**** Material to process ****
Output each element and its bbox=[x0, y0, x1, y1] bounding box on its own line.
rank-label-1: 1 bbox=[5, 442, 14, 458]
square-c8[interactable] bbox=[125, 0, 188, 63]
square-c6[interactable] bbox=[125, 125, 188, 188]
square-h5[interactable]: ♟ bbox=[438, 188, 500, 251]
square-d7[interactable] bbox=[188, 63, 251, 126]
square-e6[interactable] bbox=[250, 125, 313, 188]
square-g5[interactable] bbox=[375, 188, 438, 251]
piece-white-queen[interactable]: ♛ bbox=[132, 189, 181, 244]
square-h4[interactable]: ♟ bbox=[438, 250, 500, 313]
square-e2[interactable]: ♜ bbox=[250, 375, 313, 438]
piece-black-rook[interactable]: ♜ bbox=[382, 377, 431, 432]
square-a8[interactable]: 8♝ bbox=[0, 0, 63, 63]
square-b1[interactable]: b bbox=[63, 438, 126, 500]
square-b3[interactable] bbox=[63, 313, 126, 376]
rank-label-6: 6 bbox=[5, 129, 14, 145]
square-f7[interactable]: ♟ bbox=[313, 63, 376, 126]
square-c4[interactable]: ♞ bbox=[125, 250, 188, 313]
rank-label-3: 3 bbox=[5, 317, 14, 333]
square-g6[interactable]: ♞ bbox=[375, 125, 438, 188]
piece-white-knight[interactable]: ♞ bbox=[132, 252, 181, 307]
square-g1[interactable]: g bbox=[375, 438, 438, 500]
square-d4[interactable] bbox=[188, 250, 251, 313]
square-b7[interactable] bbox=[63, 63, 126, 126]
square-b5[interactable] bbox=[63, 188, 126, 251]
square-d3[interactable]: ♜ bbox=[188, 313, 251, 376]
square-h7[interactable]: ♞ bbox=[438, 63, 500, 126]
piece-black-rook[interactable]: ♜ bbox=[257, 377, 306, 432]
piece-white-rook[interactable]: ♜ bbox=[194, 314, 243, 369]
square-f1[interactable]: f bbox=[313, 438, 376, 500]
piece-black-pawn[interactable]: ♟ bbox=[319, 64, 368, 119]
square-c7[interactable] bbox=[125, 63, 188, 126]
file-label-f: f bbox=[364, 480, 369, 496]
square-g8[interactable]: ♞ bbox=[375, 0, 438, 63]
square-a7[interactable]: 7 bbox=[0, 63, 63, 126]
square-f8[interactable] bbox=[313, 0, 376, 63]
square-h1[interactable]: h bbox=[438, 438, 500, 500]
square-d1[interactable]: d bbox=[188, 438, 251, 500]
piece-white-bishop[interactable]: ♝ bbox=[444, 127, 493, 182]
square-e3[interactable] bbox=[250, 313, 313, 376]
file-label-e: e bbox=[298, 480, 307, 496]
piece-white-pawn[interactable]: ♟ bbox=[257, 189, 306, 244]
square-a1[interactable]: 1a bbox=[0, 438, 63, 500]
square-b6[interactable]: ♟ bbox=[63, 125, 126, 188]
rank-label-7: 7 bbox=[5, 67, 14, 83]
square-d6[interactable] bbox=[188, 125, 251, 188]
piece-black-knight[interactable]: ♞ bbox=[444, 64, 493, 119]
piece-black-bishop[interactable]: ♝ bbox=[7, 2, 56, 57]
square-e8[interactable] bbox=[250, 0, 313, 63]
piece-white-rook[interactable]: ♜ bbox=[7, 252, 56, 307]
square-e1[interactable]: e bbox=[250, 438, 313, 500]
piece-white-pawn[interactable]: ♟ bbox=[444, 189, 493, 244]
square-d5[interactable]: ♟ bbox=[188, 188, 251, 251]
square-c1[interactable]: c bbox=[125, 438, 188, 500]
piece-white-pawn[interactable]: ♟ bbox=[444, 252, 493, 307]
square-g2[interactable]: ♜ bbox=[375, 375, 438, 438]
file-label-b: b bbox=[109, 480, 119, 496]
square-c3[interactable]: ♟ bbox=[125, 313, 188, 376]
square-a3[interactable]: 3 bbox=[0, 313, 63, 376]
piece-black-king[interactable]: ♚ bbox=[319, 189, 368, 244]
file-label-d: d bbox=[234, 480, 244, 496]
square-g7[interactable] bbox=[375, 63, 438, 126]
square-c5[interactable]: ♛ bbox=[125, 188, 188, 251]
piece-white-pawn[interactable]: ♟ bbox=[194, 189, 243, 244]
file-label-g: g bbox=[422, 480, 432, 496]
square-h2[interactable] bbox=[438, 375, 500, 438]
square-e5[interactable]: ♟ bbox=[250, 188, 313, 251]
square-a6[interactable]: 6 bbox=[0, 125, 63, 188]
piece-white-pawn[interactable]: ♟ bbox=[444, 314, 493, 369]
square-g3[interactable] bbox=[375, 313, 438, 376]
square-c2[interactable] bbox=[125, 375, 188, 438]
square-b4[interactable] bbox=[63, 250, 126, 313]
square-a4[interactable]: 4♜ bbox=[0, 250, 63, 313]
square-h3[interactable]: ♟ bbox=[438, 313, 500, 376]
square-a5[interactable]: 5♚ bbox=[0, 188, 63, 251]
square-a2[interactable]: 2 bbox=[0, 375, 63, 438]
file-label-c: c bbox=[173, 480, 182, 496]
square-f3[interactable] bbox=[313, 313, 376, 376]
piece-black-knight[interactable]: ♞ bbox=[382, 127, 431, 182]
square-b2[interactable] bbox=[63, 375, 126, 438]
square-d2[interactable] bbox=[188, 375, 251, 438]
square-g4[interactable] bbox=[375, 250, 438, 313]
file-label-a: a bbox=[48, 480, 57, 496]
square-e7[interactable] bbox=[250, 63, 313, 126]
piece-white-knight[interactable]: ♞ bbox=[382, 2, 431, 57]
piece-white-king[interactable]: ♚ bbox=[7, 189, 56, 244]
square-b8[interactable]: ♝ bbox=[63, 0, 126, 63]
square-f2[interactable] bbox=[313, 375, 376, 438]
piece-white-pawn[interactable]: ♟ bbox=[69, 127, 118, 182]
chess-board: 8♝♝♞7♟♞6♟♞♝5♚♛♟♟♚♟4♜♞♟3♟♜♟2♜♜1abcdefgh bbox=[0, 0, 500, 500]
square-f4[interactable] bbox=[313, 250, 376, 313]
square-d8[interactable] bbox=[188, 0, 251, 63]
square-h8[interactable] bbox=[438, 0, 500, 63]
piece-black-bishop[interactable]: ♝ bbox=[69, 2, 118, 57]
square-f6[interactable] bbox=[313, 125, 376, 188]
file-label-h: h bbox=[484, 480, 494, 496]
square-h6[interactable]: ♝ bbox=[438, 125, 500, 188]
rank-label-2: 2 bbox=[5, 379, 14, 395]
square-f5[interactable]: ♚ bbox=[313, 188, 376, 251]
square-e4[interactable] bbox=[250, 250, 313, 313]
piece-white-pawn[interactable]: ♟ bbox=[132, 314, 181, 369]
****
**Task prompt:**
Count the lines above that contain the string "rank", and reply with only that number.

**Answer to the problem:**
5